◆ **Goal**:
Type out every line below exactly as it reads.

Data listing:
— START —
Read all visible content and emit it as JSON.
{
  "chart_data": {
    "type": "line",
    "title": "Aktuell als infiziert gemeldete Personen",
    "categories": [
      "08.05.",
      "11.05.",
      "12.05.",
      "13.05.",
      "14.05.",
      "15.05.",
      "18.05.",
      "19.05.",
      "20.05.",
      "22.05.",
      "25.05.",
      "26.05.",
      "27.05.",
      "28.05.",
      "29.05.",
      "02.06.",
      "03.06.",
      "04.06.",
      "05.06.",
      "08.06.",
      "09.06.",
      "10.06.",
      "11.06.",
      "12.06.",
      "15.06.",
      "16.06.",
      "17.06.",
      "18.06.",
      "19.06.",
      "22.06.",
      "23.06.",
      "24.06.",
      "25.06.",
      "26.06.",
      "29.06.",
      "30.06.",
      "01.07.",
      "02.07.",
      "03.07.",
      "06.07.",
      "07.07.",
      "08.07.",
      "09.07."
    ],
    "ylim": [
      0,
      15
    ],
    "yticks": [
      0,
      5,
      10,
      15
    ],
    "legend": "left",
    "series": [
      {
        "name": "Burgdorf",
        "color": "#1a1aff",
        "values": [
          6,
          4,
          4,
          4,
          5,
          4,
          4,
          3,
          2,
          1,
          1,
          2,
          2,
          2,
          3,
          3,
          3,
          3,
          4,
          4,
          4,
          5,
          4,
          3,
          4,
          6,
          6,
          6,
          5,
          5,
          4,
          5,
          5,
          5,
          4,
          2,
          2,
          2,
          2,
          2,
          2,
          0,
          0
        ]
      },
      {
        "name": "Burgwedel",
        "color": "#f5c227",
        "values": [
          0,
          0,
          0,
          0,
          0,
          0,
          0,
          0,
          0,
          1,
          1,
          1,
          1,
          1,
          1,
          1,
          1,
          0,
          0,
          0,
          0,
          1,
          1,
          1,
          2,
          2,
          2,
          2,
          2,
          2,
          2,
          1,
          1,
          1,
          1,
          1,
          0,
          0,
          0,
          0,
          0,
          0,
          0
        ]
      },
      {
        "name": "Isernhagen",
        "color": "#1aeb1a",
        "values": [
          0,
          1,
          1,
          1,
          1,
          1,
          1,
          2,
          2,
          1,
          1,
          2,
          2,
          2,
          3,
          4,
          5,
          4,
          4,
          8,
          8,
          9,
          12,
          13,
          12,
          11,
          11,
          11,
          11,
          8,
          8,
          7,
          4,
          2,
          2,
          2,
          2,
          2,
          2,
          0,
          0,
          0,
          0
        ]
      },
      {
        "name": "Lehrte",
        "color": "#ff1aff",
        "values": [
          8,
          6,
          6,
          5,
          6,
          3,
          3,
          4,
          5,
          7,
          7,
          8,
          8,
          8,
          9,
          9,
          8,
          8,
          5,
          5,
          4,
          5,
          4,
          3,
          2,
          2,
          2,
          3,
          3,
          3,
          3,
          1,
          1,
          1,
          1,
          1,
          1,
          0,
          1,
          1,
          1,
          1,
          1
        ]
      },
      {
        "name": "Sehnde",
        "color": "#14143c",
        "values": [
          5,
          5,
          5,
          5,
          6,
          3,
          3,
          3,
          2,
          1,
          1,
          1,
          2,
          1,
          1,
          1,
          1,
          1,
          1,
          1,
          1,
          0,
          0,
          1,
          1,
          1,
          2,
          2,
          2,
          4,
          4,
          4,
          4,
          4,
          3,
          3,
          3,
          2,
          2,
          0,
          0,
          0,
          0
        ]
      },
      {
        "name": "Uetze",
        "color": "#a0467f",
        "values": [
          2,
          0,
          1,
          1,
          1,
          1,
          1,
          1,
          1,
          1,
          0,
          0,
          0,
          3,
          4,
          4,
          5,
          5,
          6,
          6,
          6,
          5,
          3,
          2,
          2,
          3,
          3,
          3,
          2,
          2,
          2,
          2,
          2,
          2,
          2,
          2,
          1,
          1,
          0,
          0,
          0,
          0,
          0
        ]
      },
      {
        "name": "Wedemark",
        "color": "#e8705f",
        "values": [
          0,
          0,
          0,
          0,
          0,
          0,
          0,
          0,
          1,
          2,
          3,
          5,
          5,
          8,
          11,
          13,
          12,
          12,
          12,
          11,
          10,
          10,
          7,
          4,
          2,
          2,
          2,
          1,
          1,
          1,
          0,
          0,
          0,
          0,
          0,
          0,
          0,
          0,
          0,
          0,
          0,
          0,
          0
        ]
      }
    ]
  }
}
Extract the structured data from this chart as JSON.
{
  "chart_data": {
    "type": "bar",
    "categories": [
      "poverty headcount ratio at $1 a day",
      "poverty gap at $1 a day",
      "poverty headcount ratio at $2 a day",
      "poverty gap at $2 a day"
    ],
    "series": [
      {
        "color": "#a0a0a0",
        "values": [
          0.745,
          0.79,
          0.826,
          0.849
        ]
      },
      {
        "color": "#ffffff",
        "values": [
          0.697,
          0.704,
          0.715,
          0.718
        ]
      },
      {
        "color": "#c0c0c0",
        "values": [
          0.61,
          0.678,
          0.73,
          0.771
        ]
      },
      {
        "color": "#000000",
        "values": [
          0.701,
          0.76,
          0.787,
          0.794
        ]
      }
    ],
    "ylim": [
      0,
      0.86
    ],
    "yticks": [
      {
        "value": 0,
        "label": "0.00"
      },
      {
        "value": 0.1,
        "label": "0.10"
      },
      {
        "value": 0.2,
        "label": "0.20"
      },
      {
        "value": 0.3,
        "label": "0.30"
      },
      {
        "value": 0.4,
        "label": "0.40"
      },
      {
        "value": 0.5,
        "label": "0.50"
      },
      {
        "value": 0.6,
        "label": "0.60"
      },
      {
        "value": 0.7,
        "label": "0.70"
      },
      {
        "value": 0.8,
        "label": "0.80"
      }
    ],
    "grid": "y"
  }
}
— END —
◆ **Task result**:
Read all visible content and emit it as JSON.
{
  "chart_data": {
    "type": "line",
    "title": "Aktuell als infiziert gemeldete Personen",
    "categories": [
      "08.05.",
      "11.05.",
      "12.05.",
      "13.05.",
      "14.05.",
      "15.05.",
      "18.05.",
      "19.05.",
      "20.05.",
      "22.05.",
      "25.05.",
      "26.05.",
      "27.05.",
      "28.05.",
      "29.05.",
      "02.06.",
      "03.06.",
      "04.06.",
      "05.06.",
      "08.06.",
      "09.06.",
      "10.06.",
      "11.06.",
      "12.06.",
      "15.06.",
      "16.06.",
      "17.06.",
      "18.06.",
      "19.06.",
      "22.06.",
      "23.06.",
      "24.06.",
      "25.06.",
      "26.06.",
      "29.06.",
      "30.06.",
      "01.07.",
      "02.07.",
      "03.07.",
      "06.07.",
      "07.07.",
      "08.07.",
      "09.07."
    ],
    "ylim": [
      0,
      15
    ],
    "yticks": [
      0,
      5,
      10,
      15
    ],
    "legend": "left",
    "series": [
      {
        "name": "Burgdorf",
        "color": "#1a1aff",
        "values": [
          6,
          4,
          4,
          4,
          5,
          4,
          4,
          3,
          2,
          1,
          1,
          2,
          2,
          2,
          3,
          3,
          3,
          3,
          4,
          4,
          4,
          5,
          4,
          3,
          4,
          6,
          6,
          6,
          5,
          5,
          4,
          5,
          5,
          5,
          4,
          2,
          2,
          2,
          2,
          2,
          2,
          0,
          0
        ]
      },
      {
        "name": "Burgwedel",
        "color": "#f5c227",
        "values": [
          0,
          0,
          0,
          0,
          0,
          0,
          0,
          0,
          0,
          1,
          1,
          1,
          1,
          1,
          1,
          1,
          1,
          0,
          0,
          0,
          0,
          1,
          1,
          1,
          2,
          2,
          2,
          2,
          2,
          2,
          2,
          1,
          1,
          1,
          1,
          1,
          0,
          0,
          0,
          0,
          0,
          0,
          0
        ]
      },
      {
        "name": "Isernhagen",
        "color": "#1aeb1a",
        "values": [
          0,
          1,
          1,
          1,
          1,
          1,
          1,
          2,
          2,
          1,
          1,
          2,
          2,
          2,
          3,
          4,
          5,
          4,
          4,
          8,
          8,
          9,
          12,
          13,
          12,
          11,
          11,
          11,
          11,
          8,
          8,
          7,
          4,
          2,
          2,
          2,
          2,
          2,
          2,
          0,
          0,
          0,
          0
        ]
      },
      {
        "name": "Lehrte",
        "color": "#ff1aff",
        "values": [
          8,
          6,
          6,
          5,
          6,
          3,
          3,
          4,
          5,
          7,
          7,
          8,
          8,
          8,
          9,
          9,
          8,
          8,
          5,
          5,
          4,
          5,
          4,
          3,
          2,
          2,
          2,
          3,
          3,
          3,
          3,
          1,
          1,
          1,
          1,
          1,
          1,
          0,
          1,
          1,
          1,
          1,
          1
        ]
      },
      {
        "name": "Sehnde",
        "color": "#14143c",
        "values": [
          5,
          5,
          5,
          5,
          6,
          3,
          3,
          3,
          2,
          1,
          1,
          1,
          2,
          1,
          1,
          1,
          1,
          1,
          1,
          1,
          1,
          0,
          0,
          1,
          1,
          1,
          2,
          2,
          2,
          4,
          4,
          4,
          4,
          4,
          3,
          3,
          3,
          2,
          2,
          0,
          0,
          0,
          0
        ]
      },
      {
        "name": "Uetze",
        "color": "#a0467f",
        "values": [
          2,
          0,
          1,
          1,
          1,
          1,
          1,
          1,
          1,
          1,
          0,
          0,
          0,
          3,
          4,
          4,
          5,
          5,
          6,
          6,
          6,
          5,
          3,
          2,
          2,
          3,
          3,
          3,
          2,
          2,
          2,
          2,
          2,
          2,
          2,
          2,
          1,
          1,
          0,
          0,
          0,
          0,
          0
        ]
      },
      {
        "name": "Wedemark",
        "color": "#e8705f",
        "values": [
          0,
          0,
          0,
          0,
          0,
          0,
          0,
          0,
          1,
          2,
          3,
          5,
          5,
          8,
          11,
          13,
          12,
          12,
          12,
          11,
          10,
          10,
          7,
          4,
          2,
          2,
          2,
          1,
          1,
          1,
          0,
          0,
          0,
          0,
          0,
          0,
          0,
          0,
          0,
          0,
          0,
          0,
          0
        ]
      }
    ]
  }
}
Extract the structured data from this chart as JSON.
{
  "chart_data": {
    "type": "bar",
    "categories": [
      "poverty headcount ratio at $1 a day",
      "poverty gap at $1 a day",
      "poverty headcount ratio at $2 a day",
      "poverty gap at $2 a day"
    ],
    "series": [
      {
        "color": "#a0a0a0",
        "values": [
          0.745,
          0.79,
          0.826,
          0.849
        ]
      },
      {
        "color": "#ffffff",
        "values": [
          0.697,
          0.704,
          0.715,
          0.718
        ]
      },
      {
        "color": "#c0c0c0",
        "values": [
          0.61,
          0.678,
          0.73,
          0.771
        ]
      },
      {
        "color": "#000000",
        "values": [
          0.701,
          0.76,
          0.787,
          0.794
        ]
      }
    ],
    "ylim": [
      0,
      0.86
    ],
    "yticks": [
      {
        "value": 0,
        "label": "0.00"
      },
      {
        "value": 0.1,
        "label": "0.10"
      },
      {
        "value": 0.2,
        "label": "0.20"
      },
      {
        "value": 0.3,
        "label": "0.30"
      },
      {
        "value": 0.4,
        "label": "0.40"
      },
      {
        "value": 0.5,
        "label": "0.50"
      },
      {
        "value": 0.6,
        "label": "0.60"
      },
      {
        "value": 0.7,
        "label": "0.70"
      },
      {
        "value": 0.8,
        "label": "0.80"
      }
    ],
    "grid": "y"
  }
}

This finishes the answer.